Extract the records below word for word and ignore the images.

• • • •

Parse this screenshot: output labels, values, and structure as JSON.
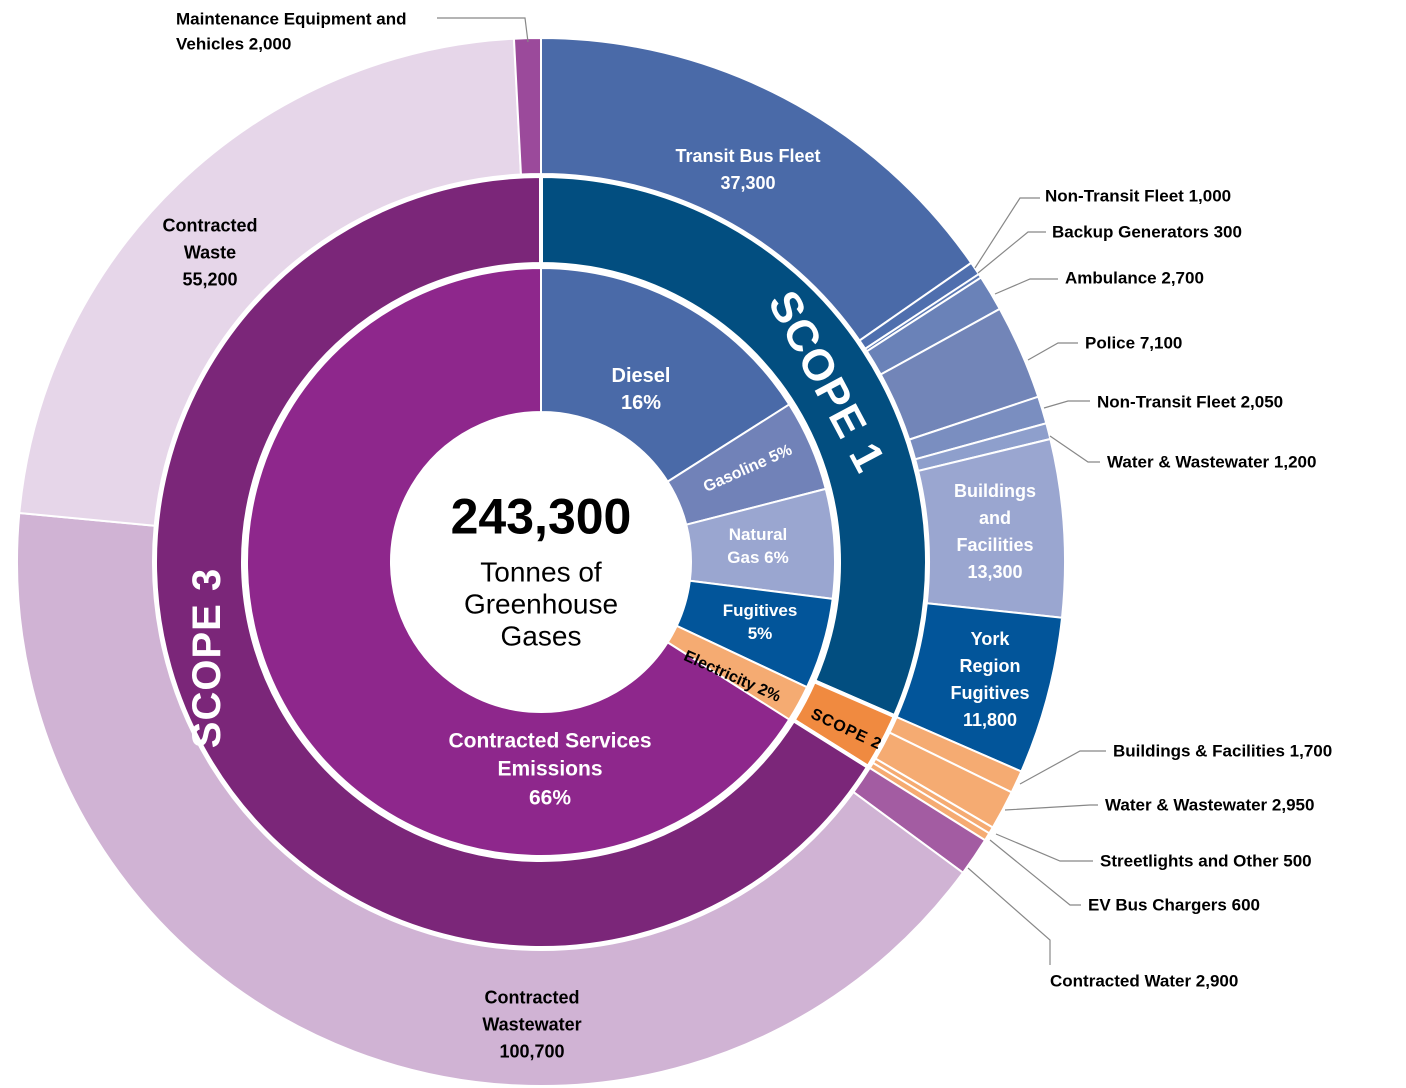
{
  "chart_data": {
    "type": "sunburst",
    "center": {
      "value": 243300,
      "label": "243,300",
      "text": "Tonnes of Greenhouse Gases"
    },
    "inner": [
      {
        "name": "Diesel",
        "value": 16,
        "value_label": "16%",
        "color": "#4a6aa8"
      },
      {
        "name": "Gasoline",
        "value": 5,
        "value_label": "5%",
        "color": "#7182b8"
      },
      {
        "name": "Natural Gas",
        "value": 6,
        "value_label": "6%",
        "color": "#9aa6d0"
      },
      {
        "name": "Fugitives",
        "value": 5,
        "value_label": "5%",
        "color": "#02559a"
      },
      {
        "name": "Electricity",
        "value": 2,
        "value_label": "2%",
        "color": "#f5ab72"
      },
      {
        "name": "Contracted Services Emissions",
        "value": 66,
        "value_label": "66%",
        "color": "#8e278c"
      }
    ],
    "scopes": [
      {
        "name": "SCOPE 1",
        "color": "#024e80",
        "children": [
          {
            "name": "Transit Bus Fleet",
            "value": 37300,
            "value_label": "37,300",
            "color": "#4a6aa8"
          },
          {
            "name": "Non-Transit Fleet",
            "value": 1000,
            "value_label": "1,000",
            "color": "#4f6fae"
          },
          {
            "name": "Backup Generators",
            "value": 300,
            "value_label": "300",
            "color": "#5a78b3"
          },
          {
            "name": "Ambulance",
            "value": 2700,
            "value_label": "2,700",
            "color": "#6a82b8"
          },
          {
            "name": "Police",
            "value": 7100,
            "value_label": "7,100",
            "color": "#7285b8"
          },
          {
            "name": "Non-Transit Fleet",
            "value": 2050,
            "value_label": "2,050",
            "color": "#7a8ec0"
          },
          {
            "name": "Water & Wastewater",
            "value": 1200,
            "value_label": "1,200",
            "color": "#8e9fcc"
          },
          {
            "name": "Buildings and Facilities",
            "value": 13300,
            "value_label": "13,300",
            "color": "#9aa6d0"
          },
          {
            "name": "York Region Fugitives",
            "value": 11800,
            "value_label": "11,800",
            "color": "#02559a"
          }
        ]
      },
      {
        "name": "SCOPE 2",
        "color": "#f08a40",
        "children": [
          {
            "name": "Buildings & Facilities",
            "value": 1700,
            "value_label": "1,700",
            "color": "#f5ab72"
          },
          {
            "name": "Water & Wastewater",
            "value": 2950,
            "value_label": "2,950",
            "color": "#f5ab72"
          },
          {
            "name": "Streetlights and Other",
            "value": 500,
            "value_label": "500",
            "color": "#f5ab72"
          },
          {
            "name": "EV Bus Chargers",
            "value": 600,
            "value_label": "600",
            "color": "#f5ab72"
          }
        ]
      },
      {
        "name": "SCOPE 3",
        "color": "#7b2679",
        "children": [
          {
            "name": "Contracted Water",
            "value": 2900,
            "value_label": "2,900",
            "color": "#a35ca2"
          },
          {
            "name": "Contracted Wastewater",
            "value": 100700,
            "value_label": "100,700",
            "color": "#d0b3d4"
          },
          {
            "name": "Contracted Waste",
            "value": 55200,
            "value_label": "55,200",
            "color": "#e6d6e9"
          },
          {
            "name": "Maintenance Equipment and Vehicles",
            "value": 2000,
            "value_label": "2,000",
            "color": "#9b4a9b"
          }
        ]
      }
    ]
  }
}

• • • •

_RESPONSE_
Parse this screenshot: output labels, values, and structure as JSON.
{
  "chart_data": {
    "type": "sunburst",
    "center": {
      "value": 243300,
      "label": "243,300",
      "text": "Tonnes of Greenhouse Gases"
    },
    "inner": [
      {
        "name": "Diesel",
        "value": 16,
        "value_label": "16%",
        "color": "#4a6aa8"
      },
      {
        "name": "Gasoline",
        "value": 5,
        "value_label": "5%",
        "color": "#7182b8"
      },
      {
        "name": "Natural Gas",
        "value": 6,
        "value_label": "6%",
        "color": "#9aa6d0"
      },
      {
        "name": "Fugitives",
        "value": 5,
        "value_label": "5%",
        "color": "#02559a"
      },
      {
        "name": "Electricity",
        "value": 2,
        "value_label": "2%",
        "color": "#f5ab72"
      },
      {
        "name": "Contracted Services Emissions",
        "value": 66,
        "value_label": "66%",
        "color": "#8e278c"
      }
    ],
    "scopes": [
      {
        "name": "SCOPE 1",
        "color": "#024e80",
        "children": [
          {
            "name": "Transit Bus Fleet",
            "value": 37300,
            "value_label": "37,300",
            "color": "#4a6aa8"
          },
          {
            "name": "Non-Transit Fleet",
            "value": 1000,
            "value_label": "1,000",
            "color": "#4f6fae"
          },
          {
            "name": "Backup Generators",
            "value": 300,
            "value_label": "300",
            "color": "#5a78b3"
          },
          {
            "name": "Ambulance",
            "value": 2700,
            "value_label": "2,700",
            "color": "#6a82b8"
          },
          {
            "name": "Police",
            "value": 7100,
            "value_label": "7,100",
            "color": "#7285b8"
          },
          {
            "name": "Non-Transit Fleet",
            "value": 2050,
            "value_label": "2,050",
            "color": "#7a8ec0"
          },
          {
            "name": "Water & Wastewater",
            "value": 1200,
            "value_label": "1,200",
            "color": "#8e9fcc"
          },
          {
            "name": "Buildings and Facilities",
            "value": 13300,
            "value_label": "13,300",
            "color": "#9aa6d0"
          },
          {
            "name": "York Region Fugitives",
            "value": 11800,
            "value_label": "11,800",
            "color": "#02559a"
          }
        ]
      },
      {
        "name": "SCOPE 2",
        "color": "#f08a40",
        "children": [
          {
            "name": "Buildings & Facilities",
            "value": 1700,
            "value_label": "1,700",
            "color": "#f5ab72"
          },
          {
            "name": "Water & Wastewater",
            "value": 2950,
            "value_label": "2,950",
            "color": "#f5ab72"
          },
          {
            "name": "Streetlights and Other",
            "value": 500,
            "value_label": "500",
            "color": "#f5ab72"
          },
          {
            "name": "EV Bus Chargers",
            "value": 600,
            "value_label": "600",
            "color": "#f5ab72"
          }
        ]
      },
      {
        "name": "SCOPE 3",
        "color": "#7b2679",
        "children": [
          {
            "name": "Contracted Water",
            "value": 2900,
            "value_label": "2,900",
            "color": "#a35ca2"
          },
          {
            "name": "Contracted Wastewater",
            "value": 100700,
            "value_label": "100,700",
            "color": "#d0b3d4"
          },
          {
            "name": "Contracted Waste",
            "value": 55200,
            "value_label": "55,200",
            "color": "#e6d6e9"
          },
          {
            "name": "Maintenance Equipment and Vehicles",
            "value": 2000,
            "value_label": "2,000",
            "color": "#9b4a9b"
          }
        ]
      }
    ]
  }
}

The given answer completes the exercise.